__Set problem__
Your answer must consist solely of the number of lines that contain the word "Ringgenberg".

— START Dataset excerpts —

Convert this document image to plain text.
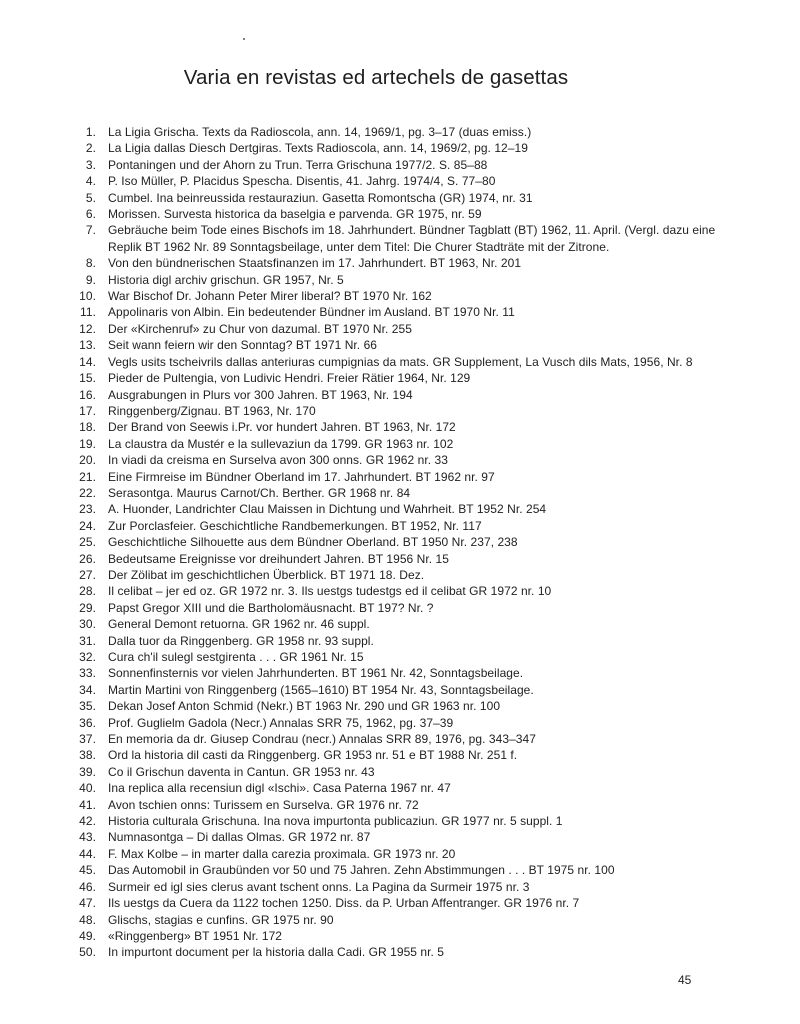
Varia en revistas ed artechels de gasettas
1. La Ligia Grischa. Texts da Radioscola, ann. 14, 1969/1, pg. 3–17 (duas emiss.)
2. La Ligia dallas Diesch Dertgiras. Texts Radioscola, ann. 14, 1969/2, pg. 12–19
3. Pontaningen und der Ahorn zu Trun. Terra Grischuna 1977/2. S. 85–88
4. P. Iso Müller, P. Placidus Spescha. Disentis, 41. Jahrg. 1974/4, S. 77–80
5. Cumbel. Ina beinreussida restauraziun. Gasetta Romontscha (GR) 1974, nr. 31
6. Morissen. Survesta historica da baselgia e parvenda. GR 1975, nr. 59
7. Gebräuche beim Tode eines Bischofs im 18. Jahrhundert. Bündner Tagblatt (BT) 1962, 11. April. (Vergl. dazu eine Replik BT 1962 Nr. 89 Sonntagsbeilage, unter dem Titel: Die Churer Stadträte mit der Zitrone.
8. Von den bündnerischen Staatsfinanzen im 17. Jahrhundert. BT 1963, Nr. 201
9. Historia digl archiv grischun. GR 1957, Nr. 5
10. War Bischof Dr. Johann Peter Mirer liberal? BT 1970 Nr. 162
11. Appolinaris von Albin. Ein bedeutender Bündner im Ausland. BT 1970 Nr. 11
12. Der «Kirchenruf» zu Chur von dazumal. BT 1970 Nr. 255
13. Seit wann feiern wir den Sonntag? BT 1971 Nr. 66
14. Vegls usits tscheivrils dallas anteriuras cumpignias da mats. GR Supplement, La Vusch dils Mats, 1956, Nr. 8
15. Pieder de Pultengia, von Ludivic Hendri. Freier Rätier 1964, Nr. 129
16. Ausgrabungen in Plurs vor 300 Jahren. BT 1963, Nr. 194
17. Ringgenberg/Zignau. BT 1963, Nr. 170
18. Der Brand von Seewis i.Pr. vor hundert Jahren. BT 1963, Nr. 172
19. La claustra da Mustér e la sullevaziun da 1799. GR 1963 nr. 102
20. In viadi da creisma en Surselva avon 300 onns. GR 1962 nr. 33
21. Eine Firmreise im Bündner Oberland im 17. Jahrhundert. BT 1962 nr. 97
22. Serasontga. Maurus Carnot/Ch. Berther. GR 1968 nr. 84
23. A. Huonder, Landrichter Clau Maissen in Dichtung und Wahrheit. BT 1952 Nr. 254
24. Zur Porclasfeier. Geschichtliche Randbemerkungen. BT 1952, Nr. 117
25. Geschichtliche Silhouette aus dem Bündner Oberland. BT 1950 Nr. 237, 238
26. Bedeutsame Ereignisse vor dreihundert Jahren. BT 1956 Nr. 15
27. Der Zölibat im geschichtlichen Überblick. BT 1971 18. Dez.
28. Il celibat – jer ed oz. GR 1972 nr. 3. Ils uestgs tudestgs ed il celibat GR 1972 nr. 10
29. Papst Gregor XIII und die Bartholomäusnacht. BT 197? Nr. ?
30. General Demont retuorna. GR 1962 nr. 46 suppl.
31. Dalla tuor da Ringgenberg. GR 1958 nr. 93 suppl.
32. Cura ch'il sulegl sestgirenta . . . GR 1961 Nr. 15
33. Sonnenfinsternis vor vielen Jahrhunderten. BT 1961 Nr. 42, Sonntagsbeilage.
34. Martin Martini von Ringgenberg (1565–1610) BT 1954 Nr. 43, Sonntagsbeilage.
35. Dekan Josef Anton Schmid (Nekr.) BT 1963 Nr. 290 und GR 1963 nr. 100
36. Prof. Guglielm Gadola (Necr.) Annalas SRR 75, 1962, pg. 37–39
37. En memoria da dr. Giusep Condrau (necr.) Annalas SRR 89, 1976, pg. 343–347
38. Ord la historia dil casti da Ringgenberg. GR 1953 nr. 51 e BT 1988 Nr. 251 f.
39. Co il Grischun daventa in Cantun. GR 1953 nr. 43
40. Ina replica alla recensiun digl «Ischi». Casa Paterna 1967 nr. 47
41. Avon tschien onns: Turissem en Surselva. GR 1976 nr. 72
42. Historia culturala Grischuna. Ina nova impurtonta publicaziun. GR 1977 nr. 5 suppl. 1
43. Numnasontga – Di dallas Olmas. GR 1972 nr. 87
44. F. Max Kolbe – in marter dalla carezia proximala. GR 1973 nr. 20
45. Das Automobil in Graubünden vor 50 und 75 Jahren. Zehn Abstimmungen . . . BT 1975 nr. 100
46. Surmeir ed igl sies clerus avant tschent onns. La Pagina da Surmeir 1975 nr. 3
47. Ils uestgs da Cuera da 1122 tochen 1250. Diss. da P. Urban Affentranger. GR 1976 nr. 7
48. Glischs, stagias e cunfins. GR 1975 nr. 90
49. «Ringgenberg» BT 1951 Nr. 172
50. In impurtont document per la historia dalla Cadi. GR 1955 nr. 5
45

— END Dataset excerpts —
— START Dataset excerpts —

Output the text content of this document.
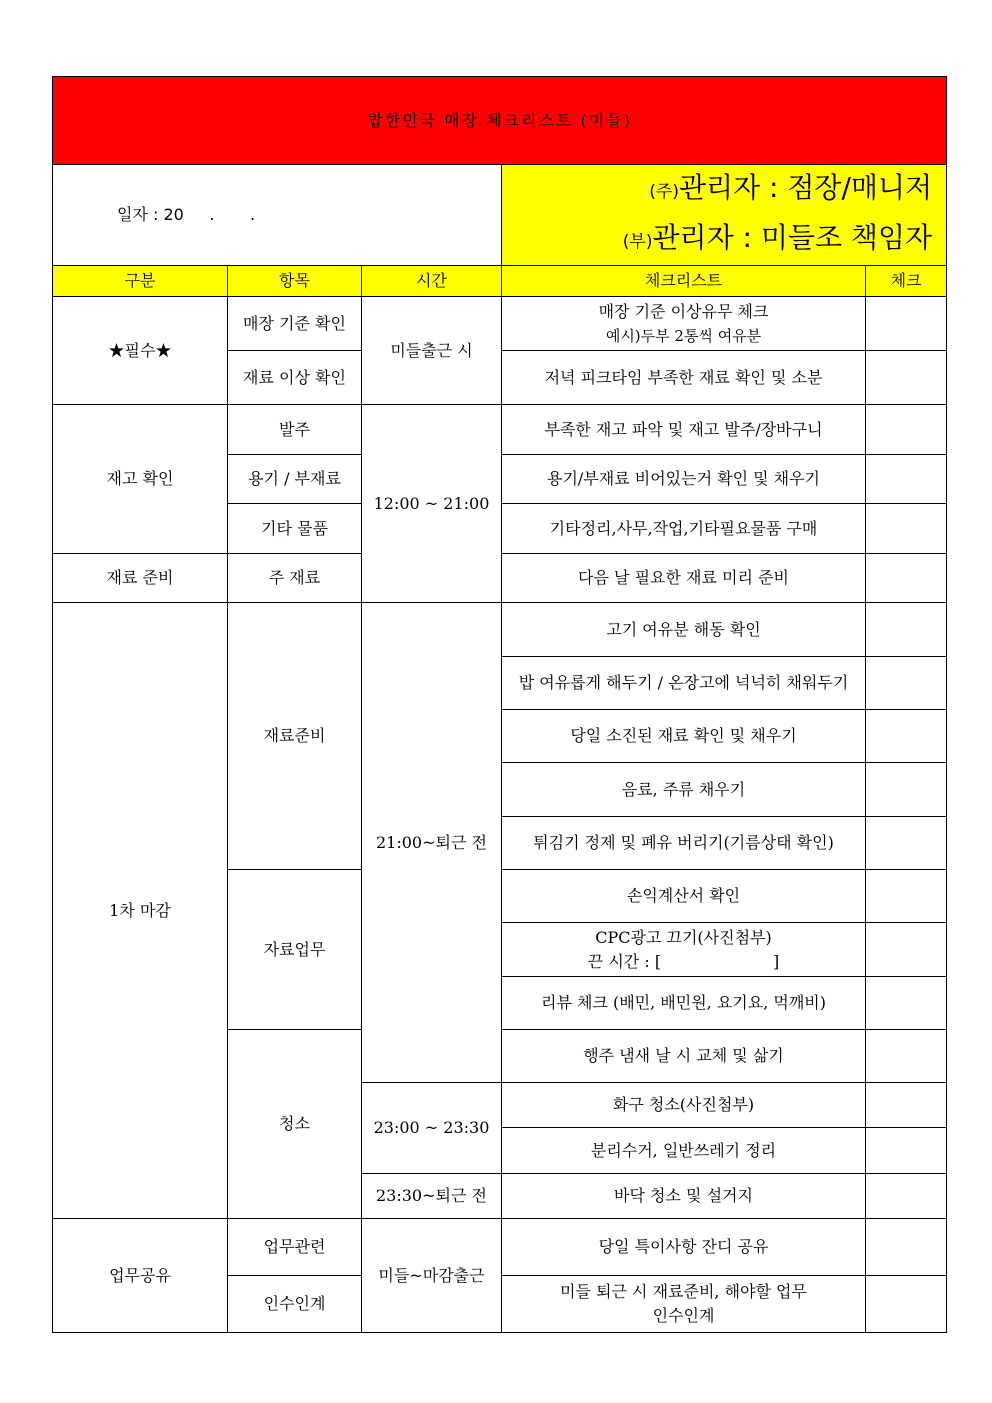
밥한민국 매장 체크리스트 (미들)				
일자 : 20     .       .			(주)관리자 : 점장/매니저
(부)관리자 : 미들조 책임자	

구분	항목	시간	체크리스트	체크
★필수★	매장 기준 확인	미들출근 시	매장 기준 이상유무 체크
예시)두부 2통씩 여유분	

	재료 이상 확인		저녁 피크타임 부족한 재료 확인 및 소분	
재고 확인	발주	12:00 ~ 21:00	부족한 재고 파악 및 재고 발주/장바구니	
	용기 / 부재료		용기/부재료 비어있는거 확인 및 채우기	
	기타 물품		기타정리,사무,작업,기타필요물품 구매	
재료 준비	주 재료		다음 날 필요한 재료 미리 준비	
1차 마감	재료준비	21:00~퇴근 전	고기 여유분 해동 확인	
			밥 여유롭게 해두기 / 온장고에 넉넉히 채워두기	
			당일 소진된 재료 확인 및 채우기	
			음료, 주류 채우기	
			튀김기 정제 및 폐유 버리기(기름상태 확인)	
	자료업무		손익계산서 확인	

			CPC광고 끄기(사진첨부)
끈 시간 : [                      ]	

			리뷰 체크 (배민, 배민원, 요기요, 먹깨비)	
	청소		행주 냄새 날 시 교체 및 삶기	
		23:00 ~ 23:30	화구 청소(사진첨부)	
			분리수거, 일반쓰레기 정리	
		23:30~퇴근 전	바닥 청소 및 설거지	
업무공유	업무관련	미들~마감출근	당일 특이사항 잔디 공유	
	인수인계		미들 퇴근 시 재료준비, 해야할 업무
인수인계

— END Dataset excerpts —

__Written response__
5